__Records provided__.
-------
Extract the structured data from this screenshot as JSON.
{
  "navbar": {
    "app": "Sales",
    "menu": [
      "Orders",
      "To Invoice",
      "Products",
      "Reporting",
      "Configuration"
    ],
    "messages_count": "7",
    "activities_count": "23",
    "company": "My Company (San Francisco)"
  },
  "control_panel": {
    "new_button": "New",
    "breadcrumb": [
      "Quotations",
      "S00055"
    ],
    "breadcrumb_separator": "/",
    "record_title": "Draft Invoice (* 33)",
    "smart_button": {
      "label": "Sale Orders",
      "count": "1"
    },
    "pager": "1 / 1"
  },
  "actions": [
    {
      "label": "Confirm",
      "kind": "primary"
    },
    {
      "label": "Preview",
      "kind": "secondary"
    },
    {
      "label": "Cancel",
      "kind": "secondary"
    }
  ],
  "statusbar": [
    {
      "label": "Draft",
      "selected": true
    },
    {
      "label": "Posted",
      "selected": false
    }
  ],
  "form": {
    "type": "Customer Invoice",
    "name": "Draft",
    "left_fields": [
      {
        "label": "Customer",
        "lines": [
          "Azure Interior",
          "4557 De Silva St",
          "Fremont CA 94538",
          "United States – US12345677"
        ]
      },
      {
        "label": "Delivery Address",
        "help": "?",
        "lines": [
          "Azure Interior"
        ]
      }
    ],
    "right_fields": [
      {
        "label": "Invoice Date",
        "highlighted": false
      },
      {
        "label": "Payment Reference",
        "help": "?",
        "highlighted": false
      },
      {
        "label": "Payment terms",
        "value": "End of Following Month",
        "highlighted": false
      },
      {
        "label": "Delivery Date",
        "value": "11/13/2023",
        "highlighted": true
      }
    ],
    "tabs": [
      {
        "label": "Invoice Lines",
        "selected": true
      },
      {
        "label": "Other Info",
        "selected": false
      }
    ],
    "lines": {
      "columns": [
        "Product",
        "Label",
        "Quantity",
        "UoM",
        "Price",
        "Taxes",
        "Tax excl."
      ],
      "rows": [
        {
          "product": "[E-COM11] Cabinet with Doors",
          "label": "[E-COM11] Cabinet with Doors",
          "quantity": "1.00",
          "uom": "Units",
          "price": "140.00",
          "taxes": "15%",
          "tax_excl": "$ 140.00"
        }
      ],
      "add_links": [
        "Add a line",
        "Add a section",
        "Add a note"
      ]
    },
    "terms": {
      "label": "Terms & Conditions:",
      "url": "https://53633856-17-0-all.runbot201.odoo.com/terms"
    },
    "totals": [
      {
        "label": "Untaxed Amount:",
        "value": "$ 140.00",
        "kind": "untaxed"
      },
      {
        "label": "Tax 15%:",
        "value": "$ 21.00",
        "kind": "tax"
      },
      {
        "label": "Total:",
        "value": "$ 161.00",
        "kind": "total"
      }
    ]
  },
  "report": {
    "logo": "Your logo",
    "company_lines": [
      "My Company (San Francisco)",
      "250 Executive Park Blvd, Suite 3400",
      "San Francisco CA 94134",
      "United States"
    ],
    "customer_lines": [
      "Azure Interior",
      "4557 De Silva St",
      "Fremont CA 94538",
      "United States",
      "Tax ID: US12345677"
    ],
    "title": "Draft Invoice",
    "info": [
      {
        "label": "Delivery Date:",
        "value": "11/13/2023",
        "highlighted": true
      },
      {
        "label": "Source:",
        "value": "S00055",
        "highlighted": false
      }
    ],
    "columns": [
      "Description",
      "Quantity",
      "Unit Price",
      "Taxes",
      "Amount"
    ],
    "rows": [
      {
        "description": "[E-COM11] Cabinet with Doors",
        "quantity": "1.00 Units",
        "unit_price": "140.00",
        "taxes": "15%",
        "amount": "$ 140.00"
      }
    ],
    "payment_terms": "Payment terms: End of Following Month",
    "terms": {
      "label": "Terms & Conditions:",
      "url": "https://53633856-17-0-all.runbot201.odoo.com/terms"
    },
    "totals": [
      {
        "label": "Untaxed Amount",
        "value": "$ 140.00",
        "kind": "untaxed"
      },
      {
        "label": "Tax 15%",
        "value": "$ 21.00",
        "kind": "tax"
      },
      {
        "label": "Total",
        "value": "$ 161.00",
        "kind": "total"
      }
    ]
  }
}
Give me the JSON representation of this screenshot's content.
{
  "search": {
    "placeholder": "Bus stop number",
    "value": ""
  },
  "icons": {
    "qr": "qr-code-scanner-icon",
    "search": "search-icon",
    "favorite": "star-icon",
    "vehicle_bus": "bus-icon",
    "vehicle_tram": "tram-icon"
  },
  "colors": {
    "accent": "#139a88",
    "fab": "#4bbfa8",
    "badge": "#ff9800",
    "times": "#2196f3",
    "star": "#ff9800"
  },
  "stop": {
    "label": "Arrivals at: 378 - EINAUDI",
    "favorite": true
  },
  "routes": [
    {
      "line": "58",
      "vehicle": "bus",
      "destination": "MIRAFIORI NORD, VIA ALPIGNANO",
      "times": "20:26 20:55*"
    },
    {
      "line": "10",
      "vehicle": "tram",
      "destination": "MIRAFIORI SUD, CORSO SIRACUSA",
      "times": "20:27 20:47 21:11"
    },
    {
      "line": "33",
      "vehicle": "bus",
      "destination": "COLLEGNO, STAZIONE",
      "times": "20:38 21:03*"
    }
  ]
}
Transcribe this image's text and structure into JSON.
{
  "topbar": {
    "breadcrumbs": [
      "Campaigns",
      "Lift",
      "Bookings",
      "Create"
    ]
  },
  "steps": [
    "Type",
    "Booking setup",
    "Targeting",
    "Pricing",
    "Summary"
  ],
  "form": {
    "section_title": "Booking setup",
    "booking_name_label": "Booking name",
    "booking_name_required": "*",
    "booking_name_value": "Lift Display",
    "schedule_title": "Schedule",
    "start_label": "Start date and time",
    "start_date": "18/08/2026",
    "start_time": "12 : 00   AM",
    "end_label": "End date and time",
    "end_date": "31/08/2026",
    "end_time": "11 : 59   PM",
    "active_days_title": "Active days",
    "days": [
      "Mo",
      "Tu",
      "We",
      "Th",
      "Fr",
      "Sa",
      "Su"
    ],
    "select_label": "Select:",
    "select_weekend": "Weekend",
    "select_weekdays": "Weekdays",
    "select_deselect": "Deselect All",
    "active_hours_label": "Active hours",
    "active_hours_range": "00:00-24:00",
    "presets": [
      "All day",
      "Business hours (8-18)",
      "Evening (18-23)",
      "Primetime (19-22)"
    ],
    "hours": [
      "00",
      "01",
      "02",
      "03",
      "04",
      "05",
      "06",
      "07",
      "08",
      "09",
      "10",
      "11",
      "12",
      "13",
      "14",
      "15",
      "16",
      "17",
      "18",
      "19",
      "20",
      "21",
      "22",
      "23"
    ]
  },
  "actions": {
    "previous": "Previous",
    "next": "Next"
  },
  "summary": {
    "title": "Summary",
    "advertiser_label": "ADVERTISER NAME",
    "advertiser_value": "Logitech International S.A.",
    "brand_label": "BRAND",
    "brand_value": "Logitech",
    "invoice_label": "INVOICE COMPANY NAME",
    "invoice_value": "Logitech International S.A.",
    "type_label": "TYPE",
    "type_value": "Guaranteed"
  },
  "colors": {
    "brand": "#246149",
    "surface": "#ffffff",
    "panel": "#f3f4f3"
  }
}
-------
__What is needed__. Working from the material above, retype it in its entirety without change.

__Written response__.
Extract the structured data from this screenshot as JSON.
{
  "navbar": {
    "app": "Sales",
    "menu": [
      "Orders",
      "To Invoice",
      "Products",
      "Reporting",
      "Configuration"
    ],
    "messages_count": "7",
    "activities_count": "23",
    "company": "My Company (San Francisco)"
  },
  "control_panel": {
    "new_button": "New",
    "breadcrumb": [
      "Quotations",
      "S00055"
    ],
    "breadcrumb_separator": "/",
    "record_title": "Draft Invoice (* 33)",
    "smart_button": {
      "label": "Sale Orders",
      "count": "1"
    },
    "pager": "1 / 1"
  },
  "actions": [
    {
      "label": "Confirm",
      "kind": "primary"
    },
    {
      "label": "Preview",
      "kind": "secondary"
    },
    {
      "label": "Cancel",
      "kind": "secondary"
    }
  ],
  "statusbar": [
    {
      "label": "Draft",
      "selected": true
    },
    {
      "label": "Posted",
      "selected": false
    }
  ],
  "form": {
    "type": "Customer Invoice",
    "name": "Draft",
    "left_fields": [
      {
        "label": "Customer",
        "lines": [
          "Azure Interior",
          "4557 De Silva St",
          "Fremont CA 94538",
          "United States – US12345677"
        ]
      },
      {
        "label": "Delivery Address",
        "help": "?",
        "lines": [
          "Azure Interior"
        ]
      }
    ],
    "right_fields": [
      {
        "label": "Invoice Date",
        "highlighted": false
      },
      {
        "label": "Payment Reference",
        "help": "?",
        "highlighted": false
      },
      {
        "label": "Payment terms",
        "value": "End of Following Month",
        "highlighted": false
      },
      {
        "label": "Delivery Date",
        "value": "11/13/2023",
        "highlighted": true
      }
    ],
    "tabs": [
      {
        "label": "Invoice Lines",
        "selected": true
      },
      {
        "label": "Other Info",
        "selected": false
      }
    ],
    "lines": {
      "columns": [
        "Product",
        "Label",
        "Quantity",
        "UoM",
        "Price",
        "Taxes",
        "Tax excl."
      ],
      "rows": [
        {
          "product": "[E-COM11] Cabinet with Doors",
          "label": "[E-COM11] Cabinet with Doors",
          "quantity": "1.00",
          "uom": "Units",
          "price": "140.00",
          "taxes": "15%",
          "tax_excl": "$ 140.00"
        }
      ],
      "add_links": [
        "Add a line",
        "Add a section",
        "Add a note"
      ]
    },
    "terms": {
      "label": "Terms & Conditions:",
      "url": "https://53633856-17-0-all.runbot201.odoo.com/terms"
    },
    "totals": [
      {
        "label": "Untaxed Amount:",
        "value": "$ 140.00",
        "kind": "untaxed"
      },
      {
        "label": "Tax 15%:",
        "value": "$ 21.00",
        "kind": "tax"
      },
      {
        "label": "Total:",
        "value": "$ 161.00",
        "kind": "total"
      }
    ]
  },
  "report": {
    "logo": "Your logo",
    "company_lines": [
      "My Company (San Francisco)",
      "250 Executive Park Blvd, Suite 3400",
      "San Francisco CA 94134",
      "United States"
    ],
    "customer_lines": [
      "Azure Interior",
      "4557 De Silva St",
      "Fremont CA 94538",
      "United States",
      "Tax ID: US12345677"
    ],
    "title": "Draft Invoice",
    "info": [
      {
        "label": "Delivery Date:",
        "value": "11/13/2023",
        "highlighted": true
      },
      {
        "label": "Source:",
        "value": "S00055",
        "highlighted": false
      }
    ],
    "columns": [
      "Description",
      "Quantity",
      "Unit Price",
      "Taxes",
      "Amount"
    ],
    "rows": [
      {
        "description": "[E-COM11] Cabinet with Doors",
        "quantity": "1.00 Units",
        "unit_price": "140.00",
        "taxes": "15%",
        "amount": "$ 140.00"
      }
    ],
    "payment_terms": "Payment terms: End of Following Month",
    "terms": {
      "label": "Terms & Conditions:",
      "url": "https://53633856-17-0-all.runbot201.odoo.com/terms"
    },
    "totals": [
      {
        "label": "Untaxed Amount",
        "value": "$ 140.00",
        "kind": "untaxed"
      },
      {
        "label": "Tax 15%",
        "value": "$ 21.00",
        "kind": "tax"
      },
      {
        "label": "Total",
        "value": "$ 161.00",
        "kind": "total"
      }
    ]
  }
}
Give me the JSON representation of this screenshot's content.
{
  "search": {
    "placeholder": "Bus stop number",
    "value": ""
  },
  "icons": {
    "qr": "qr-code-scanner-icon",
    "search": "search-icon",
    "favorite": "star-icon",
    "vehicle_bus": "bus-icon",
    "vehicle_tram": "tram-icon"
  },
  "colors": {
    "accent": "#139a88",
    "fab": "#4bbfa8",
    "badge": "#ff9800",
    "times": "#2196f3",
    "star": "#ff9800"
  },
  "stop": {
    "label": "Arrivals at: 378 - EINAUDI",
    "favorite": true
  },
  "routes": [
    {
      "line": "58",
      "vehicle": "bus",
      "destination": "MIRAFIORI NORD, VIA ALPIGNANO",
      "times": "20:26 20:55*"
    },
    {
      "line": "10",
      "vehicle": "tram",
      "destination": "MIRAFIORI SUD, CORSO SIRACUSA",
      "times": "20:27 20:47 21:11"
    },
    {
      "line": "33",
      "vehicle": "bus",
      "destination": "COLLEGNO, STAZIONE",
      "times": "20:38 21:03*"
    }
  ]
}
Transcribe this image's text and structure into JSON.
{
  "topbar": {
    "breadcrumbs": [
      "Campaigns",
      "Lift",
      "Bookings",
      "Create"
    ]
  },
  "steps": [
    "Type",
    "Booking setup",
    "Targeting",
    "Pricing",
    "Summary"
  ],
  "form": {
    "section_title": "Booking setup",
    "booking_name_label": "Booking name",
    "booking_name_required": "*",
    "booking_name_value": "Lift Display",
    "schedule_title": "Schedule",
    "start_label": "Start date and time",
    "start_date": "18/08/2026",
    "start_time": "12 : 00   AM",
    "end_label": "End date and time",
    "end_date": "31/08/2026",
    "end_time": "11 : 59   PM",
    "active_days_title": "Active days",
    "days": [
      "Mo",
      "Tu",
      "We",
      "Th",
      "Fr",
      "Sa",
      "Su"
    ],
    "select_label": "Select:",
    "select_weekend": "Weekend",
    "select_weekdays": "Weekdays",
    "select_deselect": "Deselect All",
    "active_hours_label": "Active hours",
    "active_hours_range": "00:00-24:00",
    "presets": [
      "All day",
      "Business hours (8-18)",
      "Evening (18-23)",
      "Primetime (19-22)"
    ],
    "hours": [
      "00",
      "01",
      "02",
      "03",
      "04",
      "05",
      "06",
      "07",
      "08",
      "09",
      "10",
      "11",
      "12",
      "13",
      "14",
      "15",
      "16",
      "17",
      "18",
      "19",
      "20",
      "21",
      "22",
      "23"
    ]
  },
  "actions": {
    "previous": "Previous",
    "next": "Next"
  },
  "summary": {
    "title": "Summary",
    "advertiser_label": "ADVERTISER NAME",
    "advertiser_value": "Logitech International S.A.",
    "brand_label": "BRAND",
    "brand_value": "Logitech",
    "invoice_label": "INVOICE COMPANY NAME",
    "invoice_value": "Logitech International S.A.",
    "type_label": "TYPE",
    "type_value": "Guaranteed"
  },
  "colors": {
    "brand": "#246149",
    "surface": "#ffffff",
    "panel": "#f3f4f3"
  }
}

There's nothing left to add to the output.